TEXT PASSAGE =>
>> Start

What is the package dependency?

3 of 22

Risks of large dependency of a package P

1. Users have to install a lot of additional packages when installing P, which would bring the risk that installation failure of any upstream package stops the installation of P;

2. The number of packages loaded into the R session after loading P will be huge, which increases the difficulty to reproduce a completely same working environment on other computers;

3. Dependencies of P will spread to all its child packages;

4. On the platforms for continuous integration such as GitHub Action or Travis CI, automatic validation of P could easily fail due to the failures of its upstream packages.

4 of 22

Some repositories also report package dependencies

5 of 22

Question

Package P inherits all its dependencies from its parent packages, thus, to reducing the complexity of P’s dependencies, we need to answer the key question “which parent contributes high dependencies to its child package?”, or “which are the heaviest parents”?

We designed a new metric: “dependency heaviness” to quantitatively measure this effect.

6 of 22

Dependency categories of P

Strong parent packages: the packages listed in “Depends”, “Imports” and “LinkingTo”. Mandatory to be installed when installing P.

Weak parent packages: the packages listed in “Suggests” and “Enhances”. Optionally to be installed when installing P.

Strong dependency packages: the total packages by recursively looking for their parent packages. Mandatory to be installed when installing P.

7 of 22

Heaviness of a strong parent A on P

n1 is the number of strong dependencies of P;

n2 is the number of strong dependencies of P after changing A from a strong parent to a weak parent, i.e., moving A to “Suggests” of P;

Heaviness of A on P denoted as h = n1 - n2.

8 of 22

From the aspect of dependency network

Network only contains strong dependency relations.

n1: number of upstream nodes of P,

n2: number of upstream nodes of P by removing the edge of A -> P.

So the heaviness measures number of additionally unique dependencies brought by A and not by any other parent packages.

9 of 22

Heaviness of a weak parent B on P

n1 is the number of strong dependencies of P;

n2 is the number of strong dependencies of P after changing B from a weak parent to a strong parent, i.e., moving B to “Imports” of P.

Heaviness of B on P denoted as h = n2 - n1.

10 of 22

From the aspect of dependency network

Network only contains strong dependency relations.

n1: number of upstream nodes of P,

n2: number of upstream nodes of P by adding the edge of B -> P.

11 of 22

Dependency heatmap: visualizing the dependencies

12 of 22

Usage

13 of 22

Usefulness of the dependency heaviness analysis

Provides hints for reducing the complexity of strong package dependencies.

Heavy strong parents -> weak parents

Of course, how to optimize the dependency depends on the specific use of parent packages in the corresponding package.

But here we can give three general examples of how to reduce the dependency complexity based on heaviness analysis.

14 of 22

Example 1. the mapStats package

An extremely heavy parent Hmisc can be observed where Hmisc has a heaviness of 49.

>> End

EXCERPTED DATA =>
>> Start

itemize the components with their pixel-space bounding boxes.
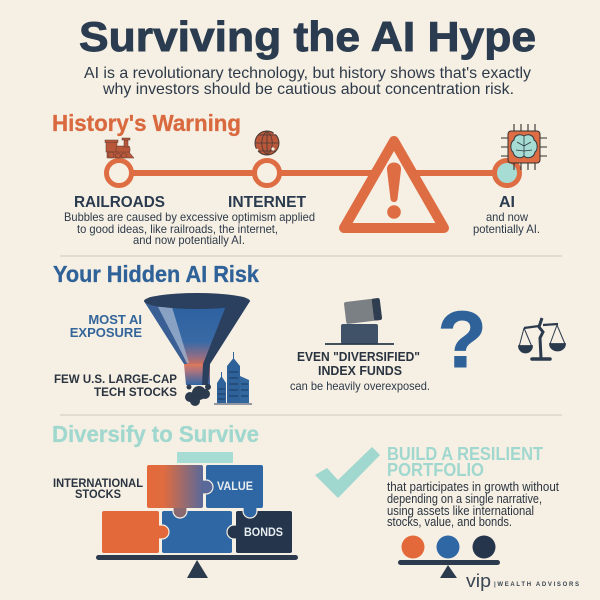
puzzle: gradient piece [147, 465, 203, 508]
text: bubbles explanation: and now potentially AI. [133, 233, 245, 247]
panel: your hidden AI risk [53, 261, 565, 406]
text: AI note: potentially AI. [473, 222, 540, 236]
title: Surviving the AI Hype [79, 13, 536, 60]
text: few U.S. large-cap tech stocks: FEW U.S. LARGE-CAP [54, 372, 177, 386]
text: index funds: INDEX FUNDS [318, 364, 402, 378]
icon: balanced circles [398, 536, 500, 578]
label: bonds: BONDS [244, 527, 283, 539]
icon: AI chip with brain [501, 124, 547, 170]
puzzle: value piece [203, 465, 263, 508]
label: value: VALUE [217, 481, 253, 493]
heading: history's warning: History's Warning [52, 110, 241, 136]
text: resilient portfolio body: depending on a single narrative, [387, 492, 542, 506]
text: resilient portfolio body: that participates in growth without [387, 480, 559, 494]
text: most AI exposure [70, 312, 142, 340]
puzzle: blue piece [159, 508, 232, 553]
text: resilient portfolio body: using assets like international [387, 504, 534, 518]
icon: warning triangle [344, 141, 444, 228]
text: international stocks: STOCKS [75, 487, 121, 501]
panel: history's warning [52, 110, 547, 247]
puzzle: orange piece [102, 511, 159, 553]
label: internet: INTERNET [228, 194, 306, 211]
text: AI note: and now [486, 210, 528, 224]
heading: build a resilient portfolio [387, 444, 543, 480]
text: few U.S. large-cap tech stocks [54, 372, 177, 399]
timeline line [119, 170, 507, 176]
icon: question mark: ? [438, 295, 486, 384]
text: few U.S. large-cap tech stocks: TECH STOCKS [94, 385, 177, 399]
text: most AI exposure: MOST AI [88, 312, 142, 327]
logo: VIP wealth advisors: vip [466, 571, 491, 591]
puzzle: bonds piece [227, 508, 292, 553]
text: international stocks [53, 476, 143, 501]
blobs [185, 384, 211, 406]
logo: VIP wealth advisors [466, 571, 579, 591]
heading: your hidden AI risk: Your Hidden AI Risk [53, 261, 259, 287]
icon: skyscrapers [214, 352, 252, 404]
icon: tilted blocks [325, 298, 394, 344]
panel: diversify to survive [52, 421, 559, 578]
icon: checkmark [315, 447, 380, 498]
text: AI note [473, 210, 540, 236]
subtitle [84, 65, 531, 98]
text: international stocks: INTERNATIONAL [53, 476, 143, 490]
text: index funds [290, 350, 430, 393]
heading: diversify to survive: Diversify to Survive [52, 421, 259, 447]
text: bubbles explanation: Bubbles are caused by excessive optimism applied [64, 210, 315, 224]
icon: broken scales [519, 318, 565, 359]
icon: globe [255, 131, 279, 155]
subtitle: why investors should be cautious about concentration risk. [102, 81, 514, 98]
text: most AI exposure: EXPOSURE [70, 325, 142, 340]
heading: build a resilient portfolio: PORTFOLIO [387, 460, 484, 480]
icon: funnel [144, 293, 250, 406]
icon: railroad node [106, 160, 132, 186]
label: railroads: RAILROADS [74, 194, 165, 211]
icon: train [105, 138, 134, 158]
text: index funds: can be heavily overexposed. [290, 379, 430, 393]
text: bubbles explanation [64, 210, 315, 247]
icon: AI node [494, 160, 520, 186]
logo: VIP wealth advisors: |WEALTH ADVISORS [494, 582, 579, 588]
puzzle: teal block [177, 452, 233, 463]
text: index funds: EVEN "DIVERSIFIED" [297, 350, 420, 364]
icon: internet node [254, 160, 280, 186]
label: AI: AI [499, 194, 515, 211]
subtitle: AI is a revolutionary technology, but history shows that's exactly [84, 65, 531, 82]
heading: build a resilient portfolio: BUILD A RESILIENT [387, 444, 543, 464]
icon: balance beam [96, 555, 298, 578]
text: bubbles explanation: to good ideas, like railroads, the internet, [77, 222, 278, 236]
text: resilient portfolio body [387, 480, 559, 529]
text: resilient portfolio body: stocks, value, and bonds. [387, 515, 512, 529]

>> End

Duplicate a part of the dependency heaviness text word for word. Begin at the words that have "Weak parent packages: the" and stop after "packages. Mandatory to be installed when installing P.".

Weak parent packages: the packages listed in “Suggests” and “Enhances”. Optionally to be installed when installing P.

Strong dependency packages: the total packages by recursively looking for their parent packages. Mandatory to be installed when installing P.